======== DATASET ENTRIES ========

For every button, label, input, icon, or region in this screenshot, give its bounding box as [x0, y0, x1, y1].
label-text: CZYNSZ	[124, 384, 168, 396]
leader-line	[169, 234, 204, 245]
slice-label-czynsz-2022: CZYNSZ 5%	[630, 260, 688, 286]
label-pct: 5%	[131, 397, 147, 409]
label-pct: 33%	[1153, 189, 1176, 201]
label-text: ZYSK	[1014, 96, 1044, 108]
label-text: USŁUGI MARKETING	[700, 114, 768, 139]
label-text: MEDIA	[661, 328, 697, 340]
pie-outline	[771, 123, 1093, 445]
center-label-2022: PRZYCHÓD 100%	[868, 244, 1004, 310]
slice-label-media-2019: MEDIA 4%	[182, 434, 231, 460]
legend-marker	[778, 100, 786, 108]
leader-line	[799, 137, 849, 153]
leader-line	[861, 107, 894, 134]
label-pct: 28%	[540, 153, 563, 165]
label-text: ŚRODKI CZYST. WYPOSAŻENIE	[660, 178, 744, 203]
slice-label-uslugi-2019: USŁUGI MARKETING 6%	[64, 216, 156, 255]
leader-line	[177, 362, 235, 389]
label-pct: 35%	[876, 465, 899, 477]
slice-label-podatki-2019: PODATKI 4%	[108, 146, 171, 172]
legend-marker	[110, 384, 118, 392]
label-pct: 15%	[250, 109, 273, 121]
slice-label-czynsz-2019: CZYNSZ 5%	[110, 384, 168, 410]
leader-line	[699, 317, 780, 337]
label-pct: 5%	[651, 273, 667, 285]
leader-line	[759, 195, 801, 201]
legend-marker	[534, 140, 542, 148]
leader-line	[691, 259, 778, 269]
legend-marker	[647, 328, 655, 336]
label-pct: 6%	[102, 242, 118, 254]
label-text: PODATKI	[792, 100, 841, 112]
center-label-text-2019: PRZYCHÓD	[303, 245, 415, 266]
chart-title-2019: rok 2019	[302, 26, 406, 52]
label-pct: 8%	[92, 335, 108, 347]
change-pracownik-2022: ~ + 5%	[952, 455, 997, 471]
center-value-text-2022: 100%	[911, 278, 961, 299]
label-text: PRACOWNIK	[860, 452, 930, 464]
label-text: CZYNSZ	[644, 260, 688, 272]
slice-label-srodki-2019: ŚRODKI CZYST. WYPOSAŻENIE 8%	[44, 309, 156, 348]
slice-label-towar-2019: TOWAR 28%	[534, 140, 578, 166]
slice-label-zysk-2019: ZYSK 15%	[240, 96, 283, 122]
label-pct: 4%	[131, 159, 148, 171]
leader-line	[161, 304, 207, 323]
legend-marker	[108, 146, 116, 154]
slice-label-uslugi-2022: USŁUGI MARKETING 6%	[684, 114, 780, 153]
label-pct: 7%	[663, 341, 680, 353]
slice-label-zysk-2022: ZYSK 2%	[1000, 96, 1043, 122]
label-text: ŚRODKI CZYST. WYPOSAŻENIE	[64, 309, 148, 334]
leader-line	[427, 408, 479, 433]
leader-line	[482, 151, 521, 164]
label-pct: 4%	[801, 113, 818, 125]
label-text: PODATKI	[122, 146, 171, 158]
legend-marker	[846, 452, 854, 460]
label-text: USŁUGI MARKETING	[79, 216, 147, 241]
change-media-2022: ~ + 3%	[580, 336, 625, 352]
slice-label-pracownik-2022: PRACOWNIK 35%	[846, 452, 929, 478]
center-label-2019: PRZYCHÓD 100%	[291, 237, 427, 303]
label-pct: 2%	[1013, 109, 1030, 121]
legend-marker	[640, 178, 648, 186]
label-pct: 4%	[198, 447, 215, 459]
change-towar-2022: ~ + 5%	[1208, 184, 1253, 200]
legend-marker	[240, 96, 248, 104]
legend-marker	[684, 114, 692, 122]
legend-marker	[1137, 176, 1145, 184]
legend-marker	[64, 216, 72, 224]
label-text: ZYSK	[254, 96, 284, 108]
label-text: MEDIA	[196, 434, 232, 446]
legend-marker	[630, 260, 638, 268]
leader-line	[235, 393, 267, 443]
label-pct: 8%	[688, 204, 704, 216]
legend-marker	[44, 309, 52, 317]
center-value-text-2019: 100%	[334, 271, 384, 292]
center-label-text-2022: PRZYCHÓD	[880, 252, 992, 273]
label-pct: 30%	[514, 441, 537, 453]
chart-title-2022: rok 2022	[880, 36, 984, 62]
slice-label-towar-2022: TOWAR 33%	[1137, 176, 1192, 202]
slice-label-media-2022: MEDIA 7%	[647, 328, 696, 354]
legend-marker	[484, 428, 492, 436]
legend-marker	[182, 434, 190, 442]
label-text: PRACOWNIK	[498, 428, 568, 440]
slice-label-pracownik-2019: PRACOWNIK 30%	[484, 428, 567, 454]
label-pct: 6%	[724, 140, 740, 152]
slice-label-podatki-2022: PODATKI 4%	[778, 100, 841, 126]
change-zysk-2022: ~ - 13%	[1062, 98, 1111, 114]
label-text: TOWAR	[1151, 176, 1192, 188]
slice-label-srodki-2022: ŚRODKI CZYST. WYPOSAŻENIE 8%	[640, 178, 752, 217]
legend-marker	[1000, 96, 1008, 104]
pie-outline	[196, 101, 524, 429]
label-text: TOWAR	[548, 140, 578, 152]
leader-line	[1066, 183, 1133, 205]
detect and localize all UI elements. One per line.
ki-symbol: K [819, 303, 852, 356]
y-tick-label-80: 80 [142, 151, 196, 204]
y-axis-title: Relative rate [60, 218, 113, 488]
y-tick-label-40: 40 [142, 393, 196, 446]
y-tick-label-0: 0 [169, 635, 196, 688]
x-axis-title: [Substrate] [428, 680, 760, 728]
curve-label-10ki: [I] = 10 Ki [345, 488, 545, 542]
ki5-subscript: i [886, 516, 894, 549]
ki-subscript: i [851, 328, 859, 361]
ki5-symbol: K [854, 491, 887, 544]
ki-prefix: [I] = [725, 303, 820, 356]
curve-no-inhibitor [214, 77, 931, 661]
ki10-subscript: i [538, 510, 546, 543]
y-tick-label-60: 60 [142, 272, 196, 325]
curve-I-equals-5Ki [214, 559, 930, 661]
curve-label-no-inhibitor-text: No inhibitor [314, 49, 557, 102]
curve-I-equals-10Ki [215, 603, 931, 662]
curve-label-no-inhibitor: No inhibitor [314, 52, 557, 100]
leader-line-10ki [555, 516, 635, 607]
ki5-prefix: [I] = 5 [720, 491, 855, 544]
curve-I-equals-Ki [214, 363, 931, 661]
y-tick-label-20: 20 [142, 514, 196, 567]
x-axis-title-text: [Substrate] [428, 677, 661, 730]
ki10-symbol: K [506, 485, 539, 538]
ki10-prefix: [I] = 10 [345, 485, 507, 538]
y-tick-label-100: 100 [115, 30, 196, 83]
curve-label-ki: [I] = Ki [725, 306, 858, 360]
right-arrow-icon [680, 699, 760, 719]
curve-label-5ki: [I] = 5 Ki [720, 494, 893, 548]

========

GIVEN PROBLEM
State how many lines in the records above contain the string "subscript", matching case exactly. Give only the number.

TASK RESULT
3